WRITTEN PROBLEM
Reproduce the following material line for line, with every character unchanged.

RECORD LIST

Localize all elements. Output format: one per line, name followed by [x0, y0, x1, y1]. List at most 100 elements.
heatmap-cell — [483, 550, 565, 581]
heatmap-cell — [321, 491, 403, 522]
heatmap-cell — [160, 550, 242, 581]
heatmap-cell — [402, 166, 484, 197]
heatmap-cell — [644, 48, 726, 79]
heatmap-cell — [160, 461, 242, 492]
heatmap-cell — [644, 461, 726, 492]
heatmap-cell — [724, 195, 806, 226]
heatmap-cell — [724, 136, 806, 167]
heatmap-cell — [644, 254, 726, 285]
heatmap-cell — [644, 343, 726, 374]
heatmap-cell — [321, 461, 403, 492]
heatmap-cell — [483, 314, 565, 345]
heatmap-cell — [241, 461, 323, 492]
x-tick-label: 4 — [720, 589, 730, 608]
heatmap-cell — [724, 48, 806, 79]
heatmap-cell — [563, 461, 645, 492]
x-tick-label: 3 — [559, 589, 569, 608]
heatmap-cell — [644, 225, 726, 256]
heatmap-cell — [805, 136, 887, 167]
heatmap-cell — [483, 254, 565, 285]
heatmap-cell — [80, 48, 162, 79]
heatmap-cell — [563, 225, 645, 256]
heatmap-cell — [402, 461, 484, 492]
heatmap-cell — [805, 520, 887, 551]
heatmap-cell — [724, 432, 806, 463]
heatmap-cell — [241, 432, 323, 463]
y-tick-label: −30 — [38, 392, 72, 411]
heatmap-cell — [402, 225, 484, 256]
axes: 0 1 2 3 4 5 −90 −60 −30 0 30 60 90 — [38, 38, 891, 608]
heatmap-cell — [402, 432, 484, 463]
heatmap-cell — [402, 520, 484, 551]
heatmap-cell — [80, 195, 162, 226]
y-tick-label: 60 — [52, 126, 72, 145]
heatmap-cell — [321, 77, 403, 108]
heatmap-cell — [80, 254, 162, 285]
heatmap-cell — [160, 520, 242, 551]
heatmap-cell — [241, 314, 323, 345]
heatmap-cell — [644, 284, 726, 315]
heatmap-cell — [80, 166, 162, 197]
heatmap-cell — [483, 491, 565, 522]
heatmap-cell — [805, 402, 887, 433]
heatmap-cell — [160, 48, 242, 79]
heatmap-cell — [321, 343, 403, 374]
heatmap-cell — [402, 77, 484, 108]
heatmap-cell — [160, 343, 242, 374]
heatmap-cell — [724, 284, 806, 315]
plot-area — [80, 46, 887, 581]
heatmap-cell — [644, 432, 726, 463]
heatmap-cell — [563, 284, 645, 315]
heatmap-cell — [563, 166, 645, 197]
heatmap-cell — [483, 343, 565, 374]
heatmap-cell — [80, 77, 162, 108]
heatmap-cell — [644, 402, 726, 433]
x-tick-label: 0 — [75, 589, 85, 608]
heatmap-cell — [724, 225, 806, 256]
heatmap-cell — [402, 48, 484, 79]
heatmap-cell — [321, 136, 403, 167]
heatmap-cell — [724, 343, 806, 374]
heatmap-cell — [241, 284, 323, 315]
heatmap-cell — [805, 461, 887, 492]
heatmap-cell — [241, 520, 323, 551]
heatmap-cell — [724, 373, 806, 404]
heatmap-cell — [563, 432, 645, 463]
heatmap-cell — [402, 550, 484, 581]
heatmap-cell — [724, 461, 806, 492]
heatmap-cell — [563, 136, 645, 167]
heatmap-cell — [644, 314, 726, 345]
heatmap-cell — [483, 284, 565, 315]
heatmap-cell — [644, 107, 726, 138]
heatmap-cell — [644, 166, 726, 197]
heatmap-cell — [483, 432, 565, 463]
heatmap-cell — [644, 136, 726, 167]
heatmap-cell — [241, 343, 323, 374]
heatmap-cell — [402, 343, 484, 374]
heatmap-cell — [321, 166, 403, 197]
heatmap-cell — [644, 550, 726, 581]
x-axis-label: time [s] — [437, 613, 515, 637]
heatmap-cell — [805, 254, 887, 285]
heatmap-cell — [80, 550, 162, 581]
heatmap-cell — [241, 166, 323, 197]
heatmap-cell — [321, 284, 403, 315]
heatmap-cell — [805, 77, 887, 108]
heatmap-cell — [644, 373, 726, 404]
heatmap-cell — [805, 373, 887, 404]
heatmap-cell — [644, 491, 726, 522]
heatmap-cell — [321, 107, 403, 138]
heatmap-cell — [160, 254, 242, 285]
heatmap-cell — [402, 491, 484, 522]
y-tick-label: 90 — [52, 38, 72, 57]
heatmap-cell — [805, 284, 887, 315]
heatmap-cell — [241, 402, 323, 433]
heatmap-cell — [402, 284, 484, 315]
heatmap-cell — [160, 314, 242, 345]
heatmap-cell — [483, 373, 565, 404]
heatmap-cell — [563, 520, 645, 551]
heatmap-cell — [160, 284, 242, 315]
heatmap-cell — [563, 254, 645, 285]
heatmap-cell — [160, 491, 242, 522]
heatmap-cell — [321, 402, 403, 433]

EXERCISE OUTPUT
Localize all elements. Output format: one per line, name followed by [x0, y0, x1, y1]. List at most 100 elements.
heatmap-cell — [483, 550, 565, 581]
heatmap-cell — [321, 491, 403, 522]
heatmap-cell — [160, 550, 242, 581]
heatmap-cell — [402, 166, 484, 197]
heatmap-cell — [644, 48, 726, 79]
heatmap-cell — [160, 461, 242, 492]
heatmap-cell — [644, 461, 726, 492]
heatmap-cell — [724, 195, 806, 226]
heatmap-cell — [724, 136, 806, 167]
heatmap-cell — [644, 254, 726, 285]
heatmap-cell — [644, 343, 726, 374]
heatmap-cell — [321, 461, 403, 492]
heatmap-cell — [483, 314, 565, 345]
heatmap-cell — [241, 461, 323, 492]
x-tick-label: 4 — [720, 589, 730, 608]
heatmap-cell — [724, 48, 806, 79]
heatmap-cell — [563, 461, 645, 492]
x-tick-label: 3 — [559, 589, 569, 608]
heatmap-cell — [644, 225, 726, 256]
heatmap-cell — [805, 136, 887, 167]
heatmap-cell — [483, 254, 565, 285]
heatmap-cell — [80, 48, 162, 79]
heatmap-cell — [563, 225, 645, 256]
heatmap-cell — [402, 461, 484, 492]
heatmap-cell — [805, 520, 887, 551]
heatmap-cell — [724, 432, 806, 463]
heatmap-cell — [241, 432, 323, 463]
y-tick-label: −30 — [38, 392, 72, 411]
heatmap-cell — [402, 225, 484, 256]
axes: 0 1 2 3 4 5 −90 −60 −30 0 30 60 90 — [38, 38, 891, 608]
heatmap-cell — [402, 432, 484, 463]
heatmap-cell — [402, 520, 484, 551]
heatmap-cell — [80, 195, 162, 226]
y-tick-label: 60 — [52, 126, 72, 145]
heatmap-cell — [321, 77, 403, 108]
heatmap-cell — [80, 254, 162, 285]
heatmap-cell — [160, 520, 242, 551]
heatmap-cell — [241, 314, 323, 345]
heatmap-cell — [644, 284, 726, 315]
heatmap-cell — [80, 166, 162, 197]
heatmap-cell — [483, 491, 565, 522]
heatmap-cell — [805, 402, 887, 433]
heatmap-cell — [160, 48, 242, 79]
heatmap-cell — [321, 343, 403, 374]
heatmap-cell — [402, 77, 484, 108]
heatmap-cell — [160, 343, 242, 374]
heatmap-cell — [724, 284, 806, 315]
plot-area — [80, 46, 887, 581]
heatmap-cell — [644, 432, 726, 463]
heatmap-cell — [563, 284, 645, 315]
heatmap-cell — [563, 166, 645, 197]
heatmap-cell — [483, 343, 565, 374]
heatmap-cell — [80, 77, 162, 108]
heatmap-cell — [644, 402, 726, 433]
x-tick-label: 0 — [75, 589, 85, 608]
heatmap-cell — [724, 225, 806, 256]
heatmap-cell — [402, 48, 484, 79]
heatmap-cell — [321, 136, 403, 167]
heatmap-cell — [724, 343, 806, 374]
heatmap-cell — [241, 284, 323, 315]
heatmap-cell — [805, 461, 887, 492]
heatmap-cell — [241, 520, 323, 551]
heatmap-cell — [724, 373, 806, 404]
heatmap-cell — [563, 432, 645, 463]
heatmap-cell — [402, 550, 484, 581]
heatmap-cell — [724, 461, 806, 492]
heatmap-cell — [563, 136, 645, 167]
heatmap-cell — [644, 314, 726, 345]
heatmap-cell — [483, 284, 565, 315]
heatmap-cell — [644, 107, 726, 138]
heatmap-cell — [644, 166, 726, 197]
heatmap-cell — [483, 432, 565, 463]
heatmap-cell — [644, 136, 726, 167]
heatmap-cell — [241, 343, 323, 374]
heatmap-cell — [402, 343, 484, 374]
heatmap-cell — [321, 166, 403, 197]
heatmap-cell — [644, 550, 726, 581]
x-axis-label: time [s] — [437, 613, 515, 637]
heatmap-cell — [805, 254, 887, 285]
heatmap-cell — [80, 550, 162, 581]
heatmap-cell — [241, 166, 323, 197]
heatmap-cell — [321, 284, 403, 315]
heatmap-cell — [805, 77, 887, 108]
heatmap-cell — [644, 373, 726, 404]
heatmap-cell — [805, 373, 887, 404]
heatmap-cell — [644, 491, 726, 522]
heatmap-cell — [321, 107, 403, 138]
heatmap-cell — [160, 254, 242, 285]
heatmap-cell — [402, 491, 484, 522]
y-tick-label: 90 — [52, 38, 72, 57]
heatmap-cell — [805, 284, 887, 315]
heatmap-cell — [241, 402, 323, 433]
heatmap-cell — [402, 284, 484, 315]
heatmap-cell — [160, 314, 242, 345]
heatmap-cell — [483, 373, 565, 404]
heatmap-cell — [563, 520, 645, 551]
heatmap-cell — [160, 284, 242, 315]
heatmap-cell — [563, 254, 645, 285]
heatmap-cell — [160, 491, 242, 522]
heatmap-cell — [321, 402, 403, 433]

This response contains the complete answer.